Find how many lines in the material hold the word "JSON", then state that number and nothing more.
┏━━
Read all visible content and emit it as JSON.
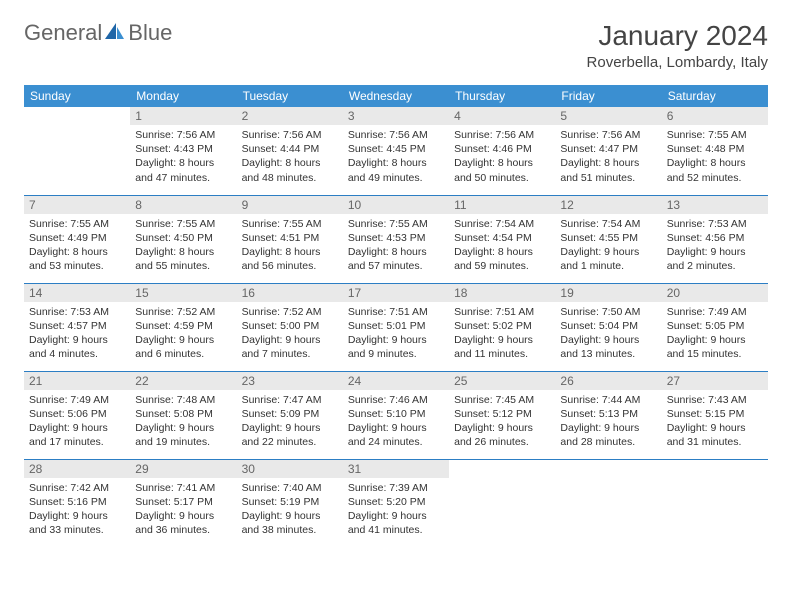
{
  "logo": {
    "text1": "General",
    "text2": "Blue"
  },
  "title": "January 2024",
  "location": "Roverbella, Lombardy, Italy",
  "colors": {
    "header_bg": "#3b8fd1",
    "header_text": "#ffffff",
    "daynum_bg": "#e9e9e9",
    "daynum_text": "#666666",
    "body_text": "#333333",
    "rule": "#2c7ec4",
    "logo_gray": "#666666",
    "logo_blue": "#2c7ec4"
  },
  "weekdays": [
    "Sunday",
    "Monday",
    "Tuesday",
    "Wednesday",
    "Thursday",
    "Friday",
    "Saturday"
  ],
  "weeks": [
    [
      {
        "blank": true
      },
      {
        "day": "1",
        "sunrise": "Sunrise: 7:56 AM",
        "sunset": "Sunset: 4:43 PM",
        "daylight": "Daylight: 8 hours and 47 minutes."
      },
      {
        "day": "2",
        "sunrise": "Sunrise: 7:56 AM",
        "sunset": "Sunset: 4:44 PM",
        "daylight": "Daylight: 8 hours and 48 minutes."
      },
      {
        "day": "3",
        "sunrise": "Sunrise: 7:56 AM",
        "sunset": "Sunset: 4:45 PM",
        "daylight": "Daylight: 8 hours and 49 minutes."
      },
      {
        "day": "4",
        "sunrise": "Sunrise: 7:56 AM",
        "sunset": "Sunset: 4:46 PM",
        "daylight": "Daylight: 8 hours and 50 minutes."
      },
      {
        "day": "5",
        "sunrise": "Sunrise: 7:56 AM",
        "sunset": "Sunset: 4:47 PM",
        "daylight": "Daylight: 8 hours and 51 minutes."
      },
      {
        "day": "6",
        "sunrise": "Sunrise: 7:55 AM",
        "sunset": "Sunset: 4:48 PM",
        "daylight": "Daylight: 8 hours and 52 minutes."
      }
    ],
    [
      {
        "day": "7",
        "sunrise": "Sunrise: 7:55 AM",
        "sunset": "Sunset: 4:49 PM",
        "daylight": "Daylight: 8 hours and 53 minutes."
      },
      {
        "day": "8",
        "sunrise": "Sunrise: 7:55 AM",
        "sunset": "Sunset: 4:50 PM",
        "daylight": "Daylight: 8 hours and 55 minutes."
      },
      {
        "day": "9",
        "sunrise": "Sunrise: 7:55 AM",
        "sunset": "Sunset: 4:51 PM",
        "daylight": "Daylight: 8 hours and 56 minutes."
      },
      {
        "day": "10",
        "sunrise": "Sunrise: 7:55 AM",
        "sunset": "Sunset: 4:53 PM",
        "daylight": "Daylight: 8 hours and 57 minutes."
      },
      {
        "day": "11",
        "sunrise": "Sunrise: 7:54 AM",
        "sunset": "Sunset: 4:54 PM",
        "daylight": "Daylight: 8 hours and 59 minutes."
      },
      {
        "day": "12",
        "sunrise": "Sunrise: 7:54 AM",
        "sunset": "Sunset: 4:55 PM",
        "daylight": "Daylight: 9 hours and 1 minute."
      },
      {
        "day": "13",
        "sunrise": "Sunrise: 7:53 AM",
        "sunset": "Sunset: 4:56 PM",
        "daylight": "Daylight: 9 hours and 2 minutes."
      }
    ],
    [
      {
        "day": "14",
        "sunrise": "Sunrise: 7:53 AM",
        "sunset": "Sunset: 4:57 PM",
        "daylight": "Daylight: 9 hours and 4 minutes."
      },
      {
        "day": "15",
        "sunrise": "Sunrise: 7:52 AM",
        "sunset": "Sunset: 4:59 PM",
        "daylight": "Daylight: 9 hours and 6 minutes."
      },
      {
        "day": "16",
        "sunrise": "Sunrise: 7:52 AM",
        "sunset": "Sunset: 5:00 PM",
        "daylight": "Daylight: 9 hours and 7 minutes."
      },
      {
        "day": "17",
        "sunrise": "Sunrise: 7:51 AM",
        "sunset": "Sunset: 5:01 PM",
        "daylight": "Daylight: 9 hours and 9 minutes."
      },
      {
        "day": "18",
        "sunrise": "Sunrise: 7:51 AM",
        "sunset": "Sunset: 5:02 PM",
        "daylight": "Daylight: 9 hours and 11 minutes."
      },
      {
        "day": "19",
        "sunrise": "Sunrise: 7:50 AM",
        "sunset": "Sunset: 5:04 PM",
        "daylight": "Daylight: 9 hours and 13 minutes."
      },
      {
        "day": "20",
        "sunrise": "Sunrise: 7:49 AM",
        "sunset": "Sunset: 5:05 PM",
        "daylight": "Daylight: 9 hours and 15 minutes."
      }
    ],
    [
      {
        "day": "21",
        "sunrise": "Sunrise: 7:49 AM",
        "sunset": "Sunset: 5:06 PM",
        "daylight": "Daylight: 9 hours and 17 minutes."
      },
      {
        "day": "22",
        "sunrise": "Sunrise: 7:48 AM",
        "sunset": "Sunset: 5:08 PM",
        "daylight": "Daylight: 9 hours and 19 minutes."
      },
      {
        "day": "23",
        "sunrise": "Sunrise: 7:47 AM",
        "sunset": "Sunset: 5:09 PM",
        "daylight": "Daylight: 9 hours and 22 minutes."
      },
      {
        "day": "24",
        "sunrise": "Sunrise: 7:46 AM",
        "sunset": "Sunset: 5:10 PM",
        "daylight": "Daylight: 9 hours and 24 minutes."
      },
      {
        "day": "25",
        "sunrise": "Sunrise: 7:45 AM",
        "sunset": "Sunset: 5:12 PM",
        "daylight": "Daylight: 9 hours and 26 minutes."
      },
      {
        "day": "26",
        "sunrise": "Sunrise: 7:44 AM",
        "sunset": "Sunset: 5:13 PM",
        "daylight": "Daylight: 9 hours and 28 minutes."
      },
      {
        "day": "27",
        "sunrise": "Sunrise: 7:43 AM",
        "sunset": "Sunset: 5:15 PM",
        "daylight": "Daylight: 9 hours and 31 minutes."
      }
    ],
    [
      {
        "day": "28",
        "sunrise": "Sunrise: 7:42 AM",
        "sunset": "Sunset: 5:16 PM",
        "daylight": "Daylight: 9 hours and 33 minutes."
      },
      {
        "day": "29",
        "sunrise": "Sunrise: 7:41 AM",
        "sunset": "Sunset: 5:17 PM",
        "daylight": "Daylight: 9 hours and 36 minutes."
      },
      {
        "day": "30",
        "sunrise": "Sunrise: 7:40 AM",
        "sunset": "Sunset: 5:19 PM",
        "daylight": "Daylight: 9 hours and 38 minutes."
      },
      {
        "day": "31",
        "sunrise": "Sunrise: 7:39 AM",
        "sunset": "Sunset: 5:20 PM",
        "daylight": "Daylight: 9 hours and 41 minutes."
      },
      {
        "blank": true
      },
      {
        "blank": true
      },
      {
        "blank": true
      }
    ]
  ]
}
┗━━
┏━━
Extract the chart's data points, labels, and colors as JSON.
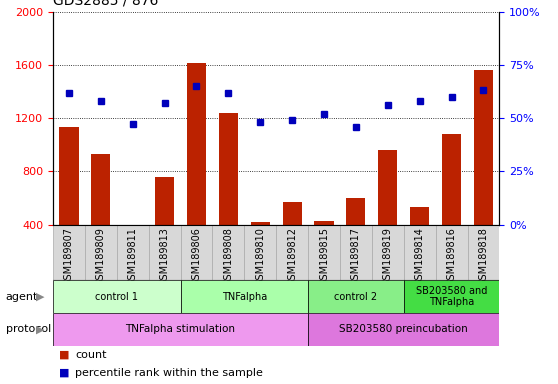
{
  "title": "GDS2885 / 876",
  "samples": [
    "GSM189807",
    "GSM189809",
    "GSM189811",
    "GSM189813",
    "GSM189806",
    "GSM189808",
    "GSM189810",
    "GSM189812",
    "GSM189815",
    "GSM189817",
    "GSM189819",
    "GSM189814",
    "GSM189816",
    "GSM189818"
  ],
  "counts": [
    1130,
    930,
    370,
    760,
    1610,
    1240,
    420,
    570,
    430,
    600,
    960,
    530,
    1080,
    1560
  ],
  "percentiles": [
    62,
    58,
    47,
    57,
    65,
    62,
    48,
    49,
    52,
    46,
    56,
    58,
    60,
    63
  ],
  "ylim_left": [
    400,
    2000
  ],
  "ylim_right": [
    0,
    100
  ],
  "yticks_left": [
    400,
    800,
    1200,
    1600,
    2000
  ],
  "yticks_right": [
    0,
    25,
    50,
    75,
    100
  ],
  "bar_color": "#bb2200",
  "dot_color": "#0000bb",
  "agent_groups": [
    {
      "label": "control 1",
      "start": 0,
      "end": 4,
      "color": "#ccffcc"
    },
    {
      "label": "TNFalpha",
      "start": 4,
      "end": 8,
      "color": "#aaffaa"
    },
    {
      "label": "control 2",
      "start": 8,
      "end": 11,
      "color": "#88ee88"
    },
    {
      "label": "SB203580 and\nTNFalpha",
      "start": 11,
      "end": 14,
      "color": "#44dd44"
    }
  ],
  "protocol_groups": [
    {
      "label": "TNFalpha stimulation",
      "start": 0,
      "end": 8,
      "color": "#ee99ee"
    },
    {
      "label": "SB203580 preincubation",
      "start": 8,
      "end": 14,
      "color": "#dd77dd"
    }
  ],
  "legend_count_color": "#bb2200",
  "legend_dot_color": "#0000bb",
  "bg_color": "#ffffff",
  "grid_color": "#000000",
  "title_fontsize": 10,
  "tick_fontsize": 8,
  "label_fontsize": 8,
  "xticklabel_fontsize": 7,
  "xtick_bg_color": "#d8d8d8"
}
┗━━
*Result below*. 2